## INPUT RECORDS
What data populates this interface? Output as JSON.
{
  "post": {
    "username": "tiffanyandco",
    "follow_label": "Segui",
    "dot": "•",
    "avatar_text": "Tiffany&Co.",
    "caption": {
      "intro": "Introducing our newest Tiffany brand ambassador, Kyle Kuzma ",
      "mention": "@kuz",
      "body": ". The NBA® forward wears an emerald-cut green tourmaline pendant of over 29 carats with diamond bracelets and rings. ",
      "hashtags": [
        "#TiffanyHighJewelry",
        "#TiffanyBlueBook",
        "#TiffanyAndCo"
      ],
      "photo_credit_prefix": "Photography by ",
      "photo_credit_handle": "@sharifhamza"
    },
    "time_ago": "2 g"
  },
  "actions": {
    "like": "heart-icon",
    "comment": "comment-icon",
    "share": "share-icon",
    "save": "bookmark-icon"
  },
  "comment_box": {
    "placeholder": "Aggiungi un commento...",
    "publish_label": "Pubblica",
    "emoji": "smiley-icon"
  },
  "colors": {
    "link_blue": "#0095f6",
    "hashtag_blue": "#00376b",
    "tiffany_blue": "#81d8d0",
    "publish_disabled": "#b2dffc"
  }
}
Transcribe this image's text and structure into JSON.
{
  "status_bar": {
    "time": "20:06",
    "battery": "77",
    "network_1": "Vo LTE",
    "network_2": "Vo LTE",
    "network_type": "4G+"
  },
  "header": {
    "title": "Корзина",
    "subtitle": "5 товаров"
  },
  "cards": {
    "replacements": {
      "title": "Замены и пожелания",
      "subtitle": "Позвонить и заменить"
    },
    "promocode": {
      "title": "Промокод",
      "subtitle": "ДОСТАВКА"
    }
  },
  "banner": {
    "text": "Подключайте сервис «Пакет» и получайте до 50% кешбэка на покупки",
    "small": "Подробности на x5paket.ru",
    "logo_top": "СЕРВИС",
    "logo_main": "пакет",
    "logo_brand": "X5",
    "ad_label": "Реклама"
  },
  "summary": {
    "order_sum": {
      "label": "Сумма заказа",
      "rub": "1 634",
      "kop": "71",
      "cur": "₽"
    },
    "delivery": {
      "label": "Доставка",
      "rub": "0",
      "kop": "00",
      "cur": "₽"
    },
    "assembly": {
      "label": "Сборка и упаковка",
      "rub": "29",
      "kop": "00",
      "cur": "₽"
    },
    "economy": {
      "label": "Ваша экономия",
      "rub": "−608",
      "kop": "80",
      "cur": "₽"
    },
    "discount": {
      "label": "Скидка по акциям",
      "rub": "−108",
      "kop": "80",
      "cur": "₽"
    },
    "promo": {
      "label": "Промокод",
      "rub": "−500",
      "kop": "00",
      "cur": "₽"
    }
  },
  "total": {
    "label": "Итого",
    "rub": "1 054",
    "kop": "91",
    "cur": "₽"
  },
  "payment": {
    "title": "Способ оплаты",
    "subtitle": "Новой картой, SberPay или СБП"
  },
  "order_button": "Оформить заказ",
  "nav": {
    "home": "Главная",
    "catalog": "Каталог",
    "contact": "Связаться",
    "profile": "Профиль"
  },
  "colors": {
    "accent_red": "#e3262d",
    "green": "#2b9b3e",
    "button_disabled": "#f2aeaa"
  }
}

## PROMPT
Copy out all lines that carry the word "JSON".

## RESULT OF THIS EXERCISE
What data populates this interface? Output as JSON.
Transcribe this image's text and structure into JSON.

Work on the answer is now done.